Where the string "Richtung" occurs in the material below, report the whole line.

*SUPPLIED DATA*

- - -

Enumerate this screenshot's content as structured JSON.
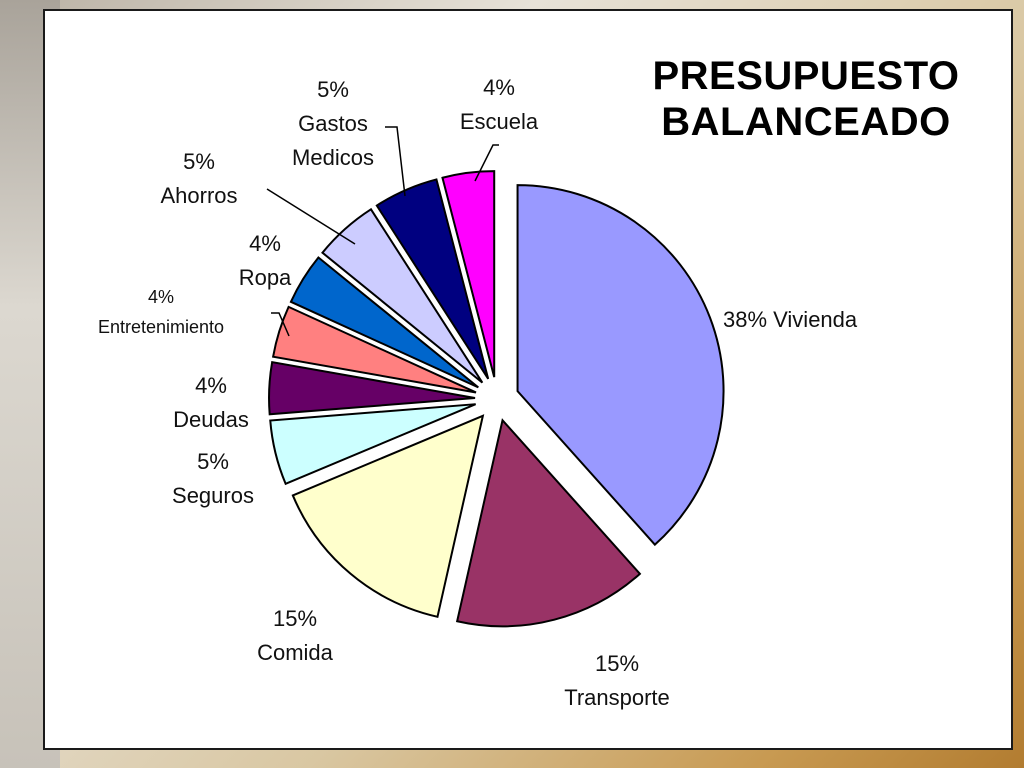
{
  "title_line1": "PRESUPUESTO",
  "title_line2": "BALANCEADO",
  "chart_data": {
    "type": "pie",
    "title": "PRESUPUESTO BALANCEADO",
    "slices": [
      {
        "name": "Vivienda",
        "value": 38,
        "label_lines": [
          "38% Vivienda"
        ],
        "color": "#9999ff",
        "exploded": true
      },
      {
        "name": "Transporte",
        "value": 15,
        "label_lines": [
          "15%",
          "Transporte"
        ],
        "color": "#993366",
        "exploded": true
      },
      {
        "name": "Comida",
        "value": 15,
        "label_lines": [
          "15%",
          "Comida"
        ],
        "color": "#ffffcc",
        "exploded": true
      },
      {
        "name": "Seguros",
        "value": 5,
        "label_lines": [
          "5%",
          "Seguros"
        ],
        "color": "#ccffff",
        "exploded": true
      },
      {
        "name": "Deudas",
        "value": 4,
        "label_lines": [
          "4%",
          "Deudas"
        ],
        "color": "#660066",
        "exploded": true
      },
      {
        "name": "Entretenimiento",
        "value": 4,
        "label_lines": [
          "4%",
          "Entretenimiento"
        ],
        "color": "#ff8080",
        "exploded": true
      },
      {
        "name": "Ropa",
        "value": 4,
        "label_lines": [
          "4%",
          "Ropa"
        ],
        "color": "#0066cc",
        "exploded": true
      },
      {
        "name": "Ahorros",
        "value": 5,
        "label_lines": [
          "5%",
          "Ahorros"
        ],
        "color": "#ccccff",
        "exploded": true
      },
      {
        "name": "Gastos Medicos",
        "value": 5,
        "label_lines": [
          "5%",
          "Gastos",
          "Medicos"
        ],
        "color": "#000080",
        "exploded": true
      },
      {
        "name": "Escuela",
        "value": 4,
        "label_lines": [
          "4%",
          "Escuela"
        ],
        "color": "#ff00ff",
        "exploded": true
      }
    ]
  }
}
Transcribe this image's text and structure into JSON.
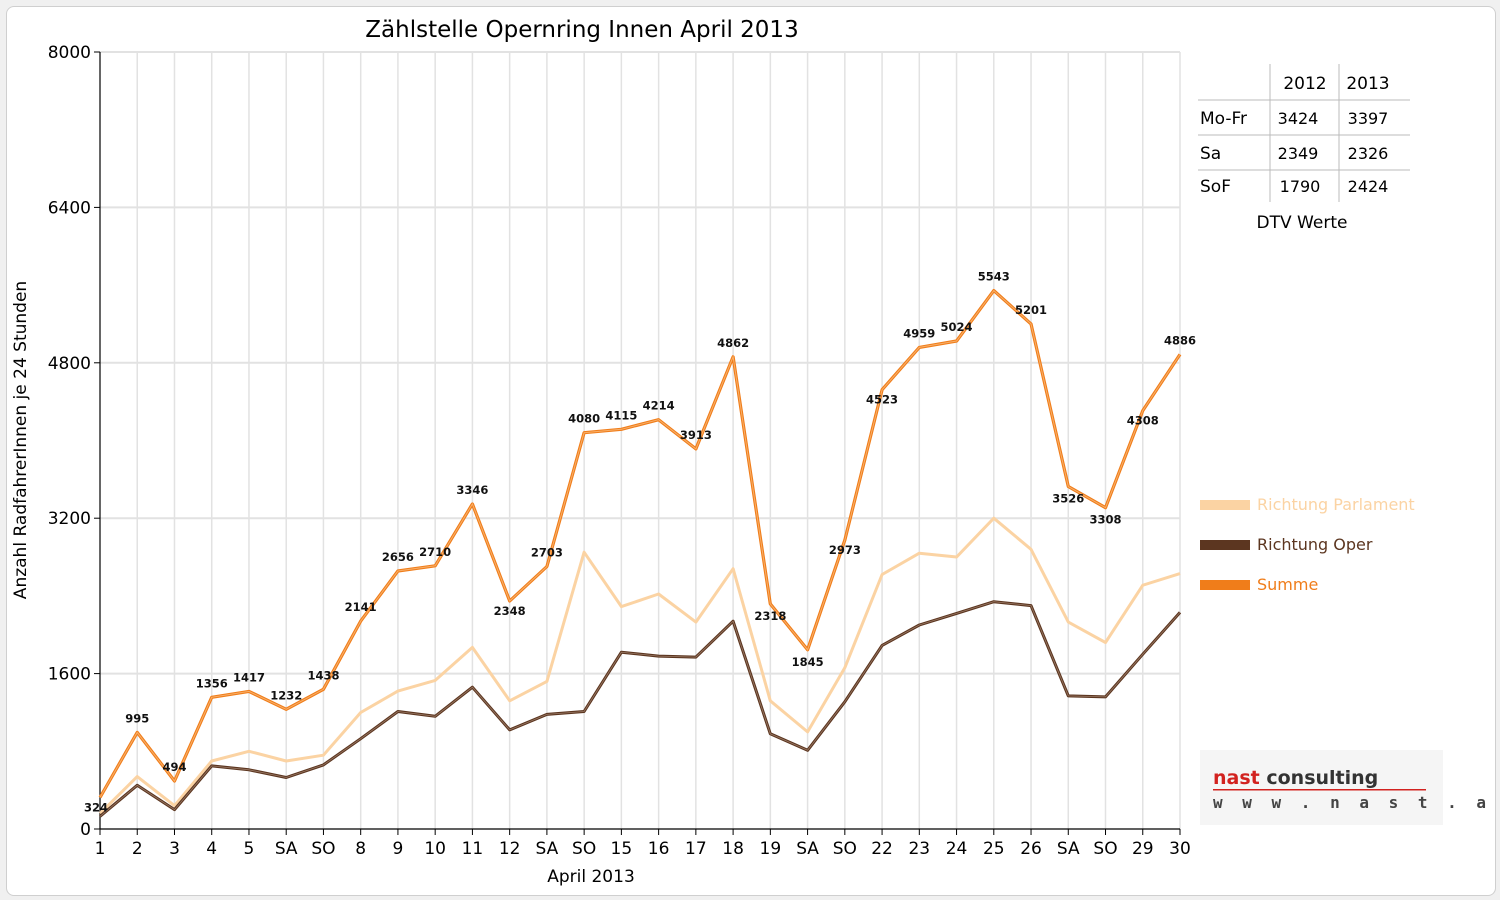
{
  "chart_data": {
    "type": "line",
    "title": "Zählstelle Opernring Innen April 2013",
    "xlabel": "April 2013",
    "ylabel": "Anzahl RadfahrerInnen je 24 Stunden",
    "ylim": [
      0,
      8000
    ],
    "yticks": [
      "0",
      "1600",
      "3200",
      "4800",
      "6400",
      "8000"
    ],
    "categories": [
      "1",
      "2",
      "3",
      "4",
      "5",
      "SA",
      "SO",
      "8",
      "9",
      "10",
      "11",
      "12",
      "SA",
      "SO",
      "15",
      "16",
      "17",
      "18",
      "19",
      "SA",
      "SO",
      "22",
      "23",
      "24",
      "25",
      "26",
      "SA",
      "SO",
      "29",
      "30"
    ],
    "red_categories": [
      0,
      6,
      13,
      20,
      27
    ],
    "series": [
      {
        "name": "Richtung Parlament",
        "color": "#fbd3a3",
        "values": [
          160,
          540,
          240,
          700,
          800,
          700,
          760,
          1200,
          1420,
          1530,
          1870,
          1320,
          1520,
          2850,
          2290,
          2420,
          2130,
          2680,
          1320,
          1000,
          1660,
          2620,
          2840,
          2800,
          3200,
          2880,
          2130,
          1920,
          2510,
          2630
        ]
      },
      {
        "name": "Richtung Oper",
        "color": "#5c3620",
        "values": [
          130,
          450,
          200,
          650,
          610,
          530,
          660,
          930,
          1210,
          1160,
          1460,
          1020,
          1180,
          1210,
          1820,
          1780,
          1770,
          2140,
          980,
          810,
          1310,
          1890,
          2100,
          2220,
          2340,
          2300,
          1370,
          1360,
          1800,
          2230
        ]
      },
      {
        "name": "Summe",
        "color": "#f07d1a",
        "values": [
          324,
          995,
          494,
          1356,
          1417,
          1232,
          1438,
          2141,
          2656,
          2710,
          3346,
          2348,
          2703,
          4080,
          4115,
          4214,
          3913,
          4862,
          2318,
          1845,
          2973,
          4523,
          4959,
          5024,
          5543,
          5201,
          3526,
          3308,
          4308,
          4886
        ],
        "labels": [
          "324",
          "995",
          "494",
          "1356",
          "1417",
          "1232",
          "1438",
          "2141",
          "2656",
          "2710",
          "3346",
          "2348",
          "2703",
          "4080",
          "4115",
          "4214",
          "3913",
          "4862",
          "2318",
          "1845",
          "2973",
          "4523",
          "4959",
          "5024",
          "5543",
          "5201",
          "3526",
          "3308",
          "4308",
          "4886"
        ]
      }
    ],
    "grid": true,
    "legend": "right"
  },
  "dtv_table": {
    "caption": "DTV Werte",
    "headers": [
      "",
      "2012",
      "2013"
    ],
    "rows": [
      [
        "Mo-Fr",
        "3424",
        "3397"
      ],
      [
        "Sa",
        "2349",
        "2326"
      ],
      [
        "SoF",
        "1790",
        "2424"
      ]
    ]
  },
  "logo": {
    "name": "nast consulting",
    "url": "w w w . n a s t . a t"
  }
}
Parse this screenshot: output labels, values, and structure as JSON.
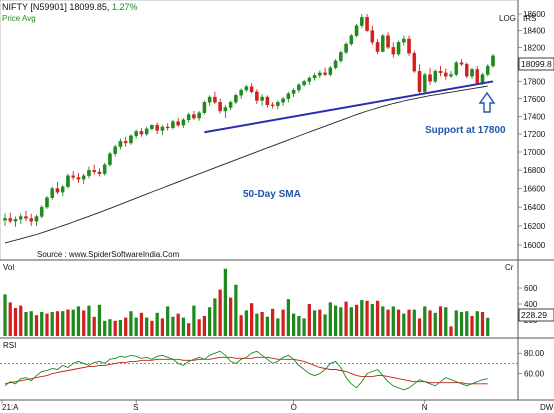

- - -

*CORRECT OUTPUT*
        "name": "Richtung Parlament",
        "name": "Richtung Oper",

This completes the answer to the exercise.